WHAT NEEDS TO BE DONE - Could you reproduce, character for character, the part of the listing that starts with the line containing "text-line: 其良好的学习习惯。 bbox=[190, 224, 536, 259]" and continues through the end of the listing?

Rows from a layout dataset -

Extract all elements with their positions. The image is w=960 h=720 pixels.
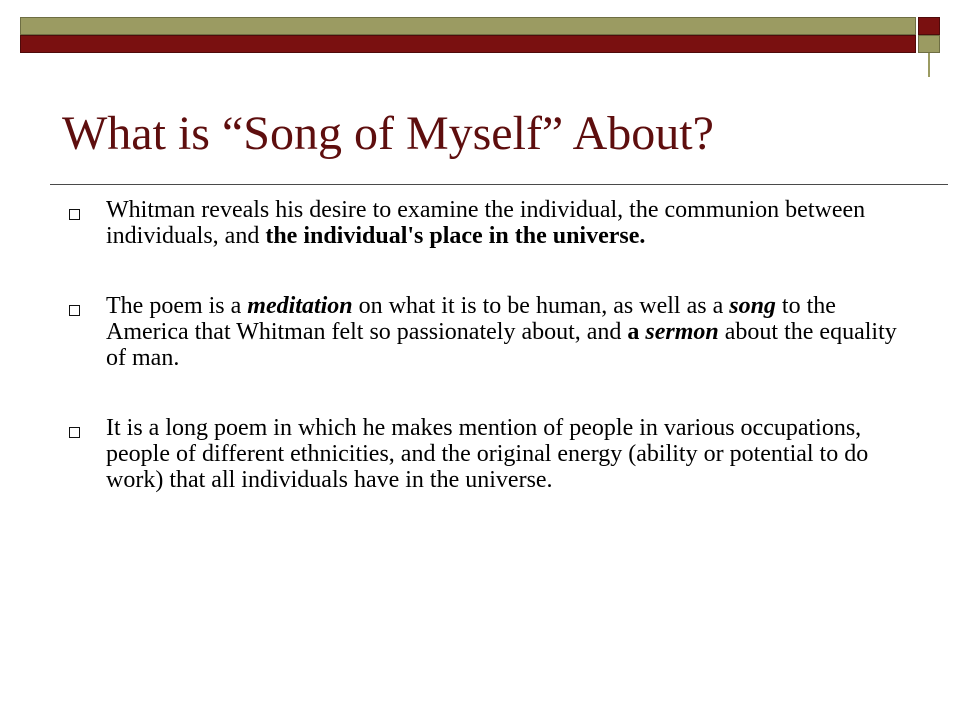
top-olive-bar: [20, 17, 916, 35]
corner-maroon-square: [918, 17, 940, 35]
bullet-segment-bold: the individual's place in the universe.: [265, 223, 646, 249]
bullet-segment-bold: a: [627, 319, 640, 345]
corner-accent-line: [928, 53, 930, 77]
bullet-segment: Whitman reveals his desire to examine the individual, the communion between individuals, and: [106, 197, 866, 249]
hollow-square-bullet-icon: [69, 209, 80, 220]
slide-title: What is “Song of Myself” About?: [62, 107, 714, 160]
bullet-segment-bold-italic: sermon: [645, 319, 719, 345]
top-maroon-bar: [20, 35, 916, 53]
bullet-text: [106, 293, 898, 371]
hollow-square-bullet-icon: [69, 427, 80, 438]
bullet-item: [68, 415, 898, 493]
bullet-segment-bold-italic: song: [729, 293, 776, 319]
bullet-text: [106, 415, 898, 493]
bullet-segment: to the America that Whitman felt so passionately about, and: [106, 293, 836, 345]
bullet-item: [68, 197, 898, 249]
bullet-segment: It is a long poem in which he makes mention of people in various occupations, people of different ethnicities, and the original energy (ability or potential to do work) that all individuals have in the universe.: [106, 415, 869, 493]
bullet-item: [68, 293, 898, 371]
bullet-text: [106, 197, 898, 249]
bullet-segment: about the equality of man.: [106, 319, 897, 371]
hollow-square-bullet-icon: [69, 305, 80, 316]
title-divider: [50, 184, 948, 185]
bullet-segment-bold-italic: meditation: [247, 293, 353, 319]
corner-olive-square: [918, 35, 940, 53]
bullet-segment: on what it is to be human, as well as a: [352, 293, 730, 319]
bullet-segment: The poem is a: [106, 293, 248, 319]
bullet-list: [68, 197, 898, 493]
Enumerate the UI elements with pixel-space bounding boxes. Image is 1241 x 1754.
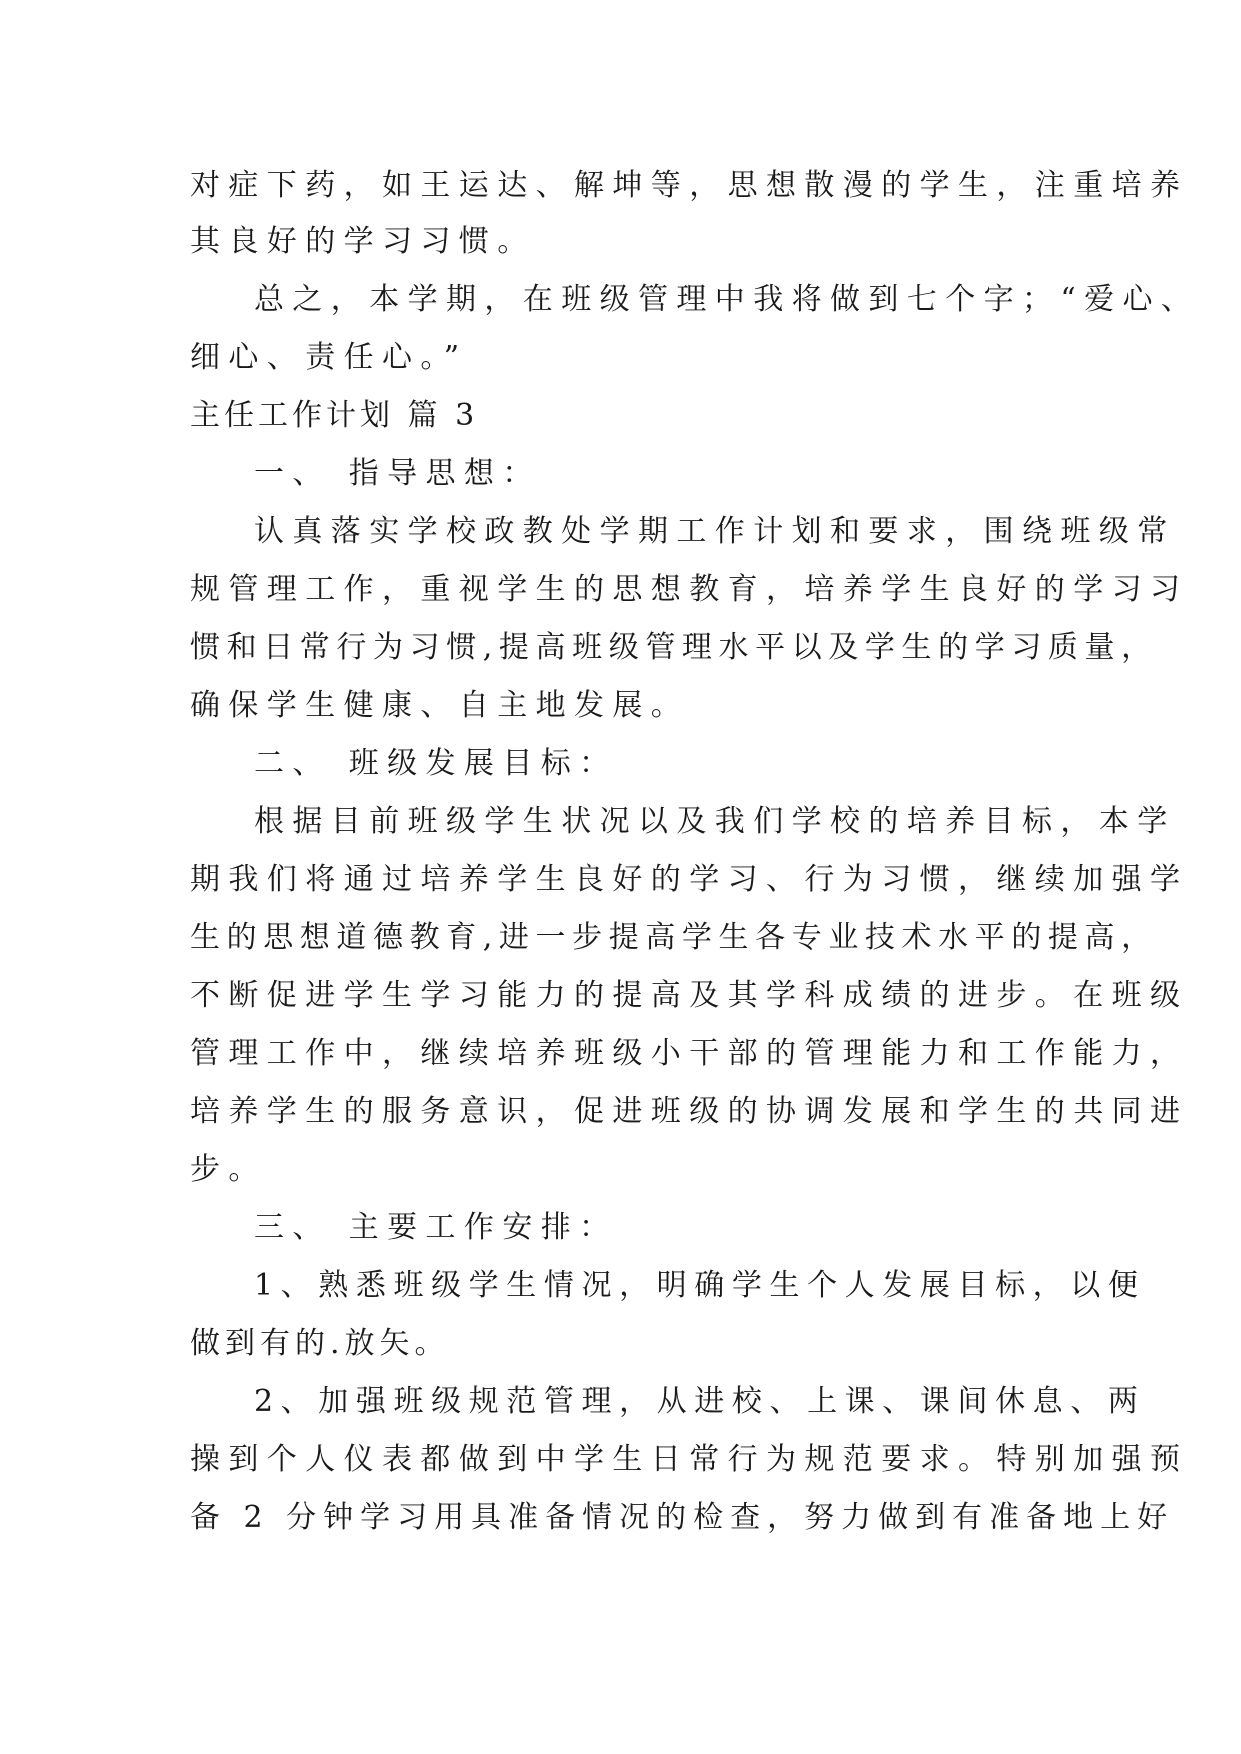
text-line: 其良好的学习习惯。 bbox=[190, 224, 536, 259]
text-line: 认真落实学校政教处学期工作计划和要求，围绕班级常 bbox=[254, 514, 1176, 549]
text-line: 确保学生健康、自主地发展。 bbox=[190, 688, 690, 723]
list-item: 2、加强班级规范管理，从进校、上课、课间休息、两 bbox=[254, 1384, 1146, 1419]
text-line: 总之，本学期，在班级管理中我将做到七个字；“爱心、 bbox=[254, 282, 1200, 317]
text-line: 生的思想道德教育,进一步提高学生各专业技术水平的提高， bbox=[190, 920, 1158, 955]
text-line: 培养学生的服务意识，促进班级的协调发展和学生的共同进 bbox=[190, 1094, 1189, 1129]
subsection-heading: 一、 指导思想： bbox=[254, 456, 541, 491]
text-line: 步。 bbox=[190, 1152, 267, 1187]
text-line: 细心、责任心。” bbox=[190, 340, 468, 375]
text-line: 惯和日常行为习惯,提高班级管理水平以及学生的学习质量， bbox=[190, 630, 1158, 665]
list-item: 1、熟悉班级学生情况，明确学生个人发展目标，以便 bbox=[254, 1268, 1146, 1303]
text-line: 备 2 分钟学习用具准备情况的检查，努力做到有准备地上好 bbox=[190, 1500, 1175, 1535]
text-line: 规管理工作，重视学生的思想教育，培养学生良好的学习习 bbox=[190, 572, 1189, 607]
text-line: 期我们将通过培养学生良好的学习、行为习惯，继续加强学 bbox=[190, 862, 1189, 897]
subsection-heading: 三、 主要工作安排： bbox=[254, 1210, 618, 1245]
subsection-heading: 二、 班级发展目标： bbox=[254, 746, 618, 781]
section-heading: 主任工作计划 篇 3 bbox=[190, 398, 479, 433]
text-line: 管理工作中，继续培养班级小干部的管理能力和工作能力， bbox=[190, 1036, 1189, 1071]
text-line: 根据目前班级学生状况以及我们学校的培养目标，本学 bbox=[254, 804, 1176, 839]
text-line: 操到个人仪表都做到中学生日常行为规范要求。特别加强预 bbox=[190, 1442, 1189, 1477]
text-line: 不断促进学生学习能力的提高及其学科成绩的进步。在班级 bbox=[190, 978, 1189, 1013]
text-line: 做到有的.放矢。 bbox=[190, 1326, 450, 1361]
text-line: 对症下药，如王运达、解坤等，思想散漫的学生，注重培养 bbox=[190, 168, 1189, 203]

SOLVED PROBLEM -
text-line: 其良好的学习习惯。 bbox=[190, 224, 536, 259]
text-line: 认真落实学校政教处学期工作计划和要求，围绕班级常 bbox=[254, 514, 1176, 549]
text-line: 确保学生健康、自主地发展。 bbox=[190, 688, 690, 723]
list-item: 2、加强班级规范管理，从进校、上课、课间休息、两 bbox=[254, 1384, 1146, 1419]
text-line: 总之，本学期，在班级管理中我将做到七个字；“爱心、 bbox=[254, 282, 1200, 317]
text-line: 生的思想道德教育,进一步提高学生各专业技术水平的提高， bbox=[190, 920, 1158, 955]
text-line: 培养学生的服务意识，促进班级的协调发展和学生的共同进 bbox=[190, 1094, 1189, 1129]
subsection-heading: 一、 指导思想： bbox=[254, 456, 541, 491]
text-line: 步。 bbox=[190, 1152, 267, 1187]
text-line: 细心、责任心。” bbox=[190, 340, 468, 375]
text-line: 惯和日常行为习惯,提高班级管理水平以及学生的学习质量， bbox=[190, 630, 1158, 665]
list-item: 1、熟悉班级学生情况，明确学生个人发展目标，以便 bbox=[254, 1268, 1146, 1303]
text-line: 备 2 分钟学习用具准备情况的检查，努力做到有准备地上好 bbox=[190, 1500, 1175, 1535]
text-line: 规管理工作，重视学生的思想教育，培养学生良好的学习习 bbox=[190, 572, 1189, 607]
text-line: 期我们将通过培养学生良好的学习、行为习惯，继续加强学 bbox=[190, 862, 1189, 897]
subsection-heading: 三、 主要工作安排： bbox=[254, 1210, 618, 1245]
subsection-heading: 二、 班级发展目标： bbox=[254, 746, 618, 781]
section-heading: 主任工作计划 篇 3 bbox=[190, 398, 479, 433]
text-line: 管理工作中，继续培养班级小干部的管理能力和工作能力， bbox=[190, 1036, 1189, 1071]
text-line: 根据目前班级学生状况以及我们学校的培养目标，本学 bbox=[254, 804, 1176, 839]
text-line: 操到个人仪表都做到中学生日常行为规范要求。特别加强预 bbox=[190, 1442, 1189, 1477]
text-line: 不断促进学生学习能力的提高及其学科成绩的进步。在班级 bbox=[190, 978, 1189, 1013]
text-line: 做到有的.放矢。 bbox=[190, 1326, 450, 1361]
text-line: 对症下药，如王运达、解坤等，思想散漫的学生，注重培养 bbox=[190, 168, 1189, 203]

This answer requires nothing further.